Written task:
Can you transcribe every line exactly and leave the pictures behind?

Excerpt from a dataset
-=-=-

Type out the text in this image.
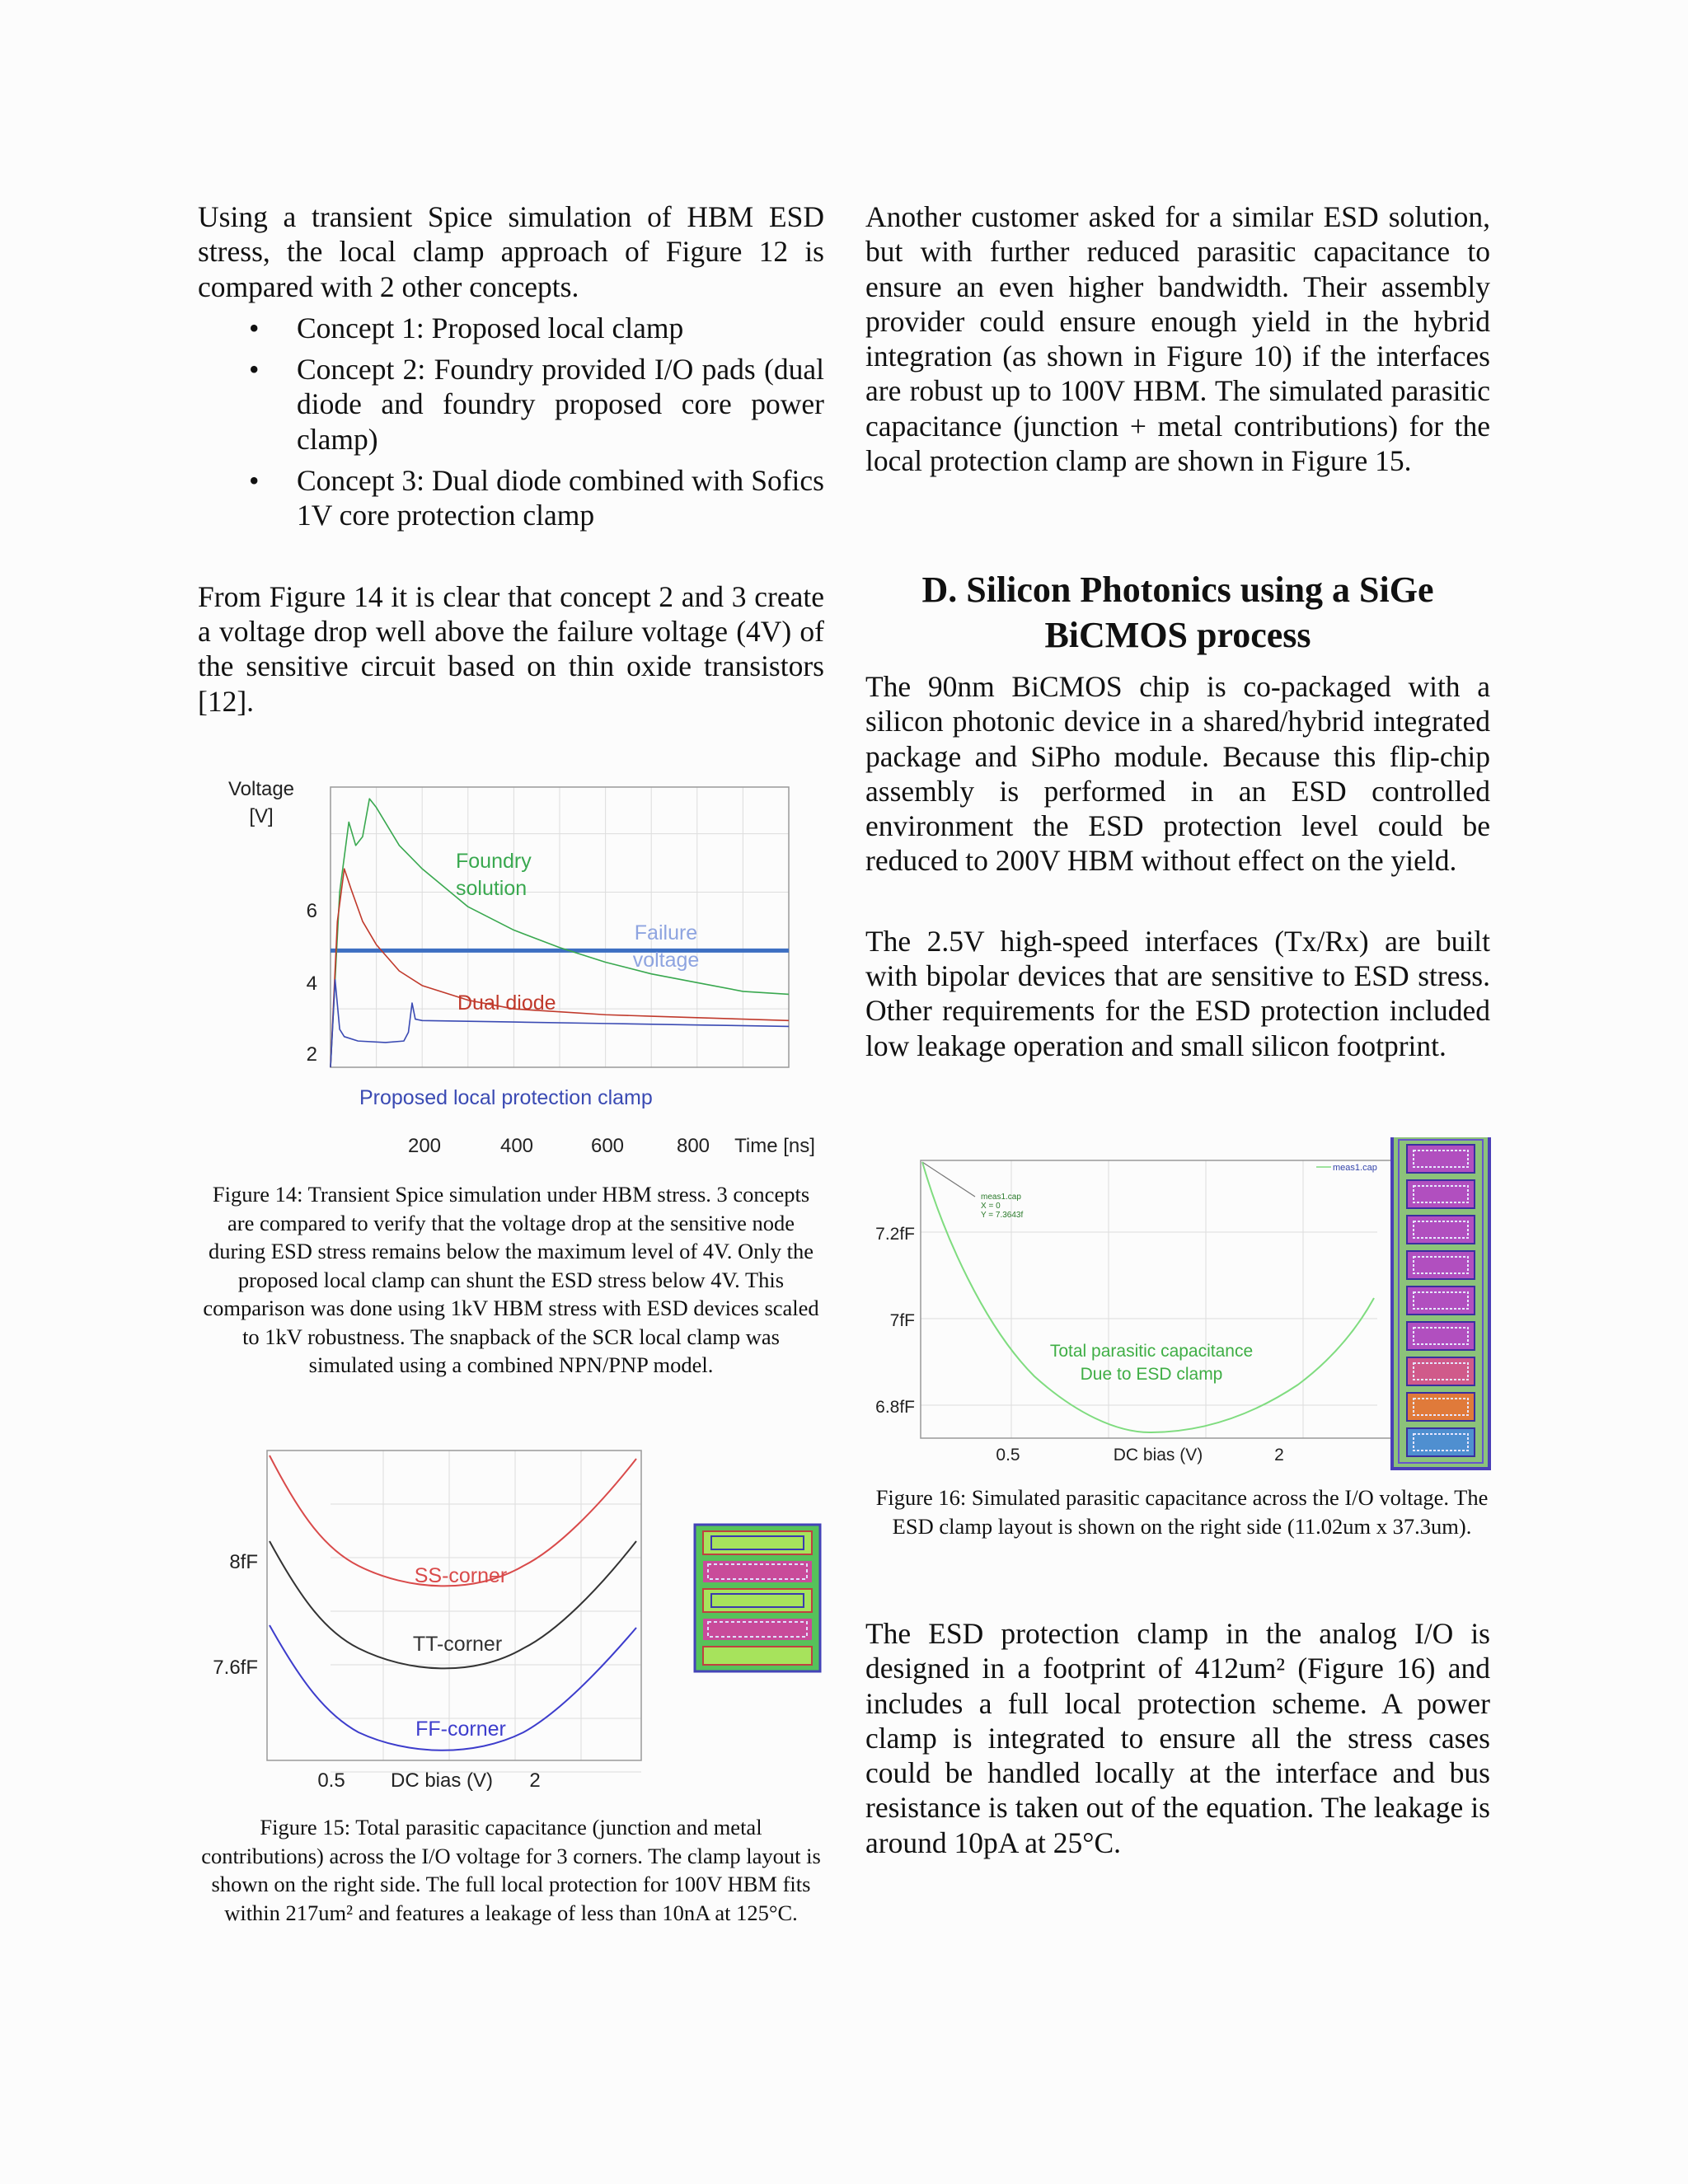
Using a transient Spice simulation of HBM ESD stress, the local clamp approach of Figure 12 is compared with 2 other concepts.

• Concept 1: Proposed local clamp
• Concept 2: Foundry provided I/O pads (dual diode and foundry proposed core power clamp)
• Concept 3: Dual diode combined with Sofics 1V core protection clamp

From Figure 14 it is clear that concept 2 and 3 create a voltage drop well above the failure voltage (4V) of the sensitive circuit based on thin oxide transistors [12].

Voltage
[V]
6
4
2
200	400	600	800 Time [ns]
Foundry
solution
Failure
voltage
Dual diode
Proposed local protection clamp

Figure 14: Transient Spice simulation under HBM stress. 3 concepts are compared to verify that the voltage drop at the sensitive node during ESD stress remains below the maximum level of 4V. Only the proposed local clamp can shunt the ESD stress below 4V. This comparison was done using 1kV HBM stress with ESD devices scaled to 1kV robustness. The snapback of the SCR local clamp was simulated using a combined NPN/PNP model.

8fF
7.6fF
0.5 DC bias (V) 2
SS-corner
TT-corner
FF-corner

Figure 15: Total parasitic capacitance (junction and metal contributions) across the I/O voltage for 3 corners. The clamp layout is shown on the right side. The full local protection for 100V HBM fits within 217um² and features a leakage of less than 10nA at 125°C.

Another customer asked for a similar ESD solution, but with further reduced parasitic capacitance to ensure an even higher bandwidth. Their assembly provider could ensure enough yield in the hybrid integration (as shown in Figure 10) if the interfaces are robust up to 100V HBM. The simulated parasitic capacitance (junction + metal contributions) for the local protection clamp are shown in Figure 15.

D. Silicon Photonics using a SiGe
BiCMOS process

The 90nm BiCMOS chip is co-packaged with a silicon photonic device in a shared/hybrid integrated package and SiPho module. Because this flip-chip assembly is performed in an ESD controlled environment the ESD protection level could be reduced to 200V HBM without effect on the yield.

The 2.5V high-speed interfaces (Tx/Rx) are built with bipolar devices that are sensitive to ESD stress. Other requirements for the ESD protection included low leakage operation and small silicon footprint.

meas1.cap
X = 0
Y = 7.3643f
meas1.cap
7.2fF
7fF
6.8fF
0.5	DC bias (V)	2
Total parasitic capacitance
Due to ESD clamp

Figure 16: Simulated parasitic capacitance across the I/O voltage. The ESD clamp layout is shown on the right side (11.02um x 37.3um).

The ESD protection clamp in the analog I/O is designed in a footprint of 412um² (Figure 16) and includes a full local protection scheme. A power clamp is integrated to ensure all the stress cases could be handled locally at the interface and bus resistance is taken out of the equation. The leakage is around 10pA at 25°C.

-=-=-

Written answer:
Type out the text in this image.
Using a transient Spice simulation of HBM ESD stress, the local clamp approach of Figure 12 is compared with 2 other concepts.

• Concept 1: Proposed local clamp
• Concept 2: Foundry provided I/O pads (dual diode and foundry proposed core power clamp)
• Concept 3: Dual diode combined with Sofics 1V core protection clamp

From Figure 14 it is clear that concept 2 and 3 create a voltage drop well above the failure voltage (4V) of the sensitive circuit based on thin oxide transistors [12].

Voltage
[V]
6
4
2
200	400	600	800 Time [ns]
Foundry
solution
Failure
voltage
Dual diode
Proposed local protection clamp

Figure 14: Transient Spice simulation under HBM stress. 3 concepts are compared to verify that the voltage drop at the sensitive node during ESD stress remains below the maximum level of 4V. Only the proposed local clamp can shunt the ESD stress below 4V. This comparison was done using 1kV HBM stress with ESD devices scaled to 1kV robustness. The snapback of the SCR local clamp was simulated using a combined NPN/PNP model.

8fF
7.6fF
0.5 DC bias (V) 2
SS-corner
TT-corner
FF-corner

Figure 15: Total parasitic capacitance (junction and metal contributions) across the I/O voltage for 3 corners. The clamp layout is shown on the right side. The full local protection for 100V HBM fits within 217um² and features a leakage of less than 10nA at 125°C.

Another customer asked for a similar ESD solution, but with further reduced parasitic capacitance to ensure an even higher bandwidth. Their assembly provider could ensure enough yield in the hybrid integration (as shown in Figure 10) if the interfaces are robust up to 100V HBM. The simulated parasitic capacitance (junction + metal contributions) for the local protection clamp are shown in Figure 15.

D. Silicon Photonics using a SiGe
BiCMOS process

The 90nm BiCMOS chip is co-packaged with a silicon photonic device in a shared/hybrid integrated package and SiPho module. Because this flip-chip assembly is performed in an ESD controlled environment the ESD protection level could be reduced to 200V HBM without effect on the yield.

The 2.5V high-speed interfaces (Tx/Rx) are built with bipolar devices that are sensitive to ESD stress. Other requirements for the ESD protection included low leakage operation and small silicon footprint.

meas1.cap
X = 0
Y = 7.3643f
meas1.cap
7.2fF
7fF
6.8fF
0.5	DC bias (V)	2
Total parasitic capacitance
Due to ESD clamp

Figure 16: Simulated parasitic capacitance across the I/O voltage. The ESD clamp layout is shown on the right side (11.02um x 37.3um).

The ESD protection clamp in the analog I/O is designed in a footprint of 412um² (Figure 16) and includes a full local protection scheme. A power clamp is integrated to ensure all the stress cases could be handled locally at the interface and bus resistance is taken out of the equation. The leakage is around 10pA at 25°C.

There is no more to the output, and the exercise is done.